▸ Written instruction: Count how many lines include "most" and answer with that number only.

▸ Exercise materials:
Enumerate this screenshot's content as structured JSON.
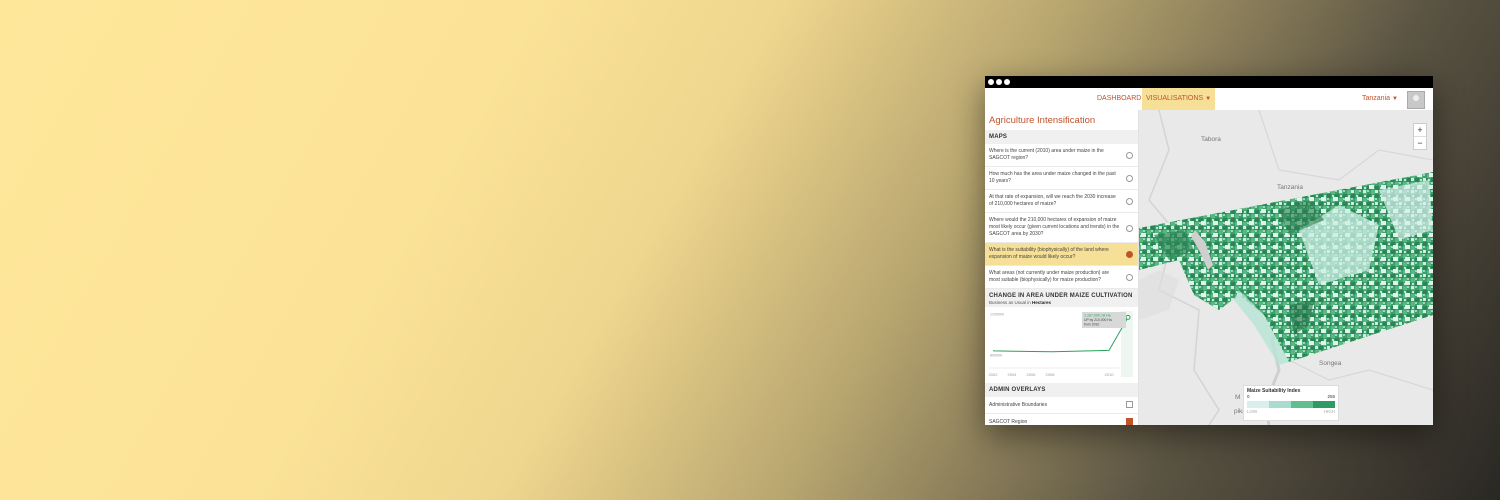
{
  "window": {
    "nav": {
      "dashboard": "DASHBOARD",
      "visualisations": "VISUALISATIONS",
      "country": "Tanzania"
    },
    "app_title": "Agriculture Intensification",
    "maps_header": "MAPS",
    "questions": [
      {
        "text": "Where is the current (2010) area under maize in the SAGCOT region?",
        "selected": false
      },
      {
        "text": "How much has the area under maize changed in the past 10 years?",
        "selected": false
      },
      {
        "text": "At that rate of expansion, will we reach the 2030 increase of 210,000 hectares of maize?",
        "selected": false
      },
      {
        "text": "Where would the 210,000 hectares of expansion of maize most likely occur (given current locations and trends) in the SAGCOT area by 2030?",
        "selected": false
      },
      {
        "text": "What is the suitability (biophysically) of the land where expansion of maize would likely occur?",
        "selected": true
      },
      {
        "text": "What areas (not currently under maize production) are most suitable (biophysically) for maize production?",
        "selected": false
      }
    ],
    "chart": {
      "header": "CHANGE IN AREA UNDER MAIZE CULTIVATION",
      "sub_prefix": "Business as Usual in ",
      "sub_bold": "Hectares",
      "tooltip": {
        "line1": "1,167,000.18 Ha",
        "line2_prefix": "UP by ",
        "line2_bold": "210,000 Ha",
        "line3_prefix": "from ",
        "line3_bold": "2010"
      }
    },
    "overlays_header": "ADMIN OVERLAYS",
    "overlays": [
      {
        "label": "Administrative Boundaries",
        "checked": false
      },
      {
        "label": "SAGCOT Region",
        "checked": true
      }
    ],
    "map": {
      "labels": {
        "tabora": "Tabora",
        "tanzania": "Tanzania",
        "songea": "Songea",
        "m": "M",
        "pika": "pika"
      },
      "zoom_in": "+",
      "zoom_out": "−",
      "legend": {
        "title": "Maize Suitability Index",
        "min": "0",
        "max": "255",
        "low": "LOW",
        "high": "HIGH",
        "colors": [
          "#d8efec",
          "#a9dcd0",
          "#5fbf93",
          "#2f9a63"
        ]
      }
    }
  },
  "chart_data": {
    "type": "line",
    "title": "CHANGE IN AREA UNDER MAIZE CULTIVATION",
    "subtitle": "Business as Usual in Hectares",
    "x_ticks": [
      "2002",
      "2004",
      "2006",
      "2008",
      "2010",
      "2030"
    ],
    "y_ticks": [
      "1200000",
      "800000"
    ],
    "series": [
      {
        "x": [
          "2000",
          "2002",
          "2004",
          "2006",
          "2008",
          "2010",
          "2030"
        ],
        "values": [
          840000,
          838000,
          835000,
          832000,
          830000,
          843000,
          1167000
        ]
      }
    ],
    "ylim": [
      680000,
      1230000
    ],
    "grid": false,
    "colors": [
      "#2aa25a"
    ]
  }
}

▸ Completed task: 2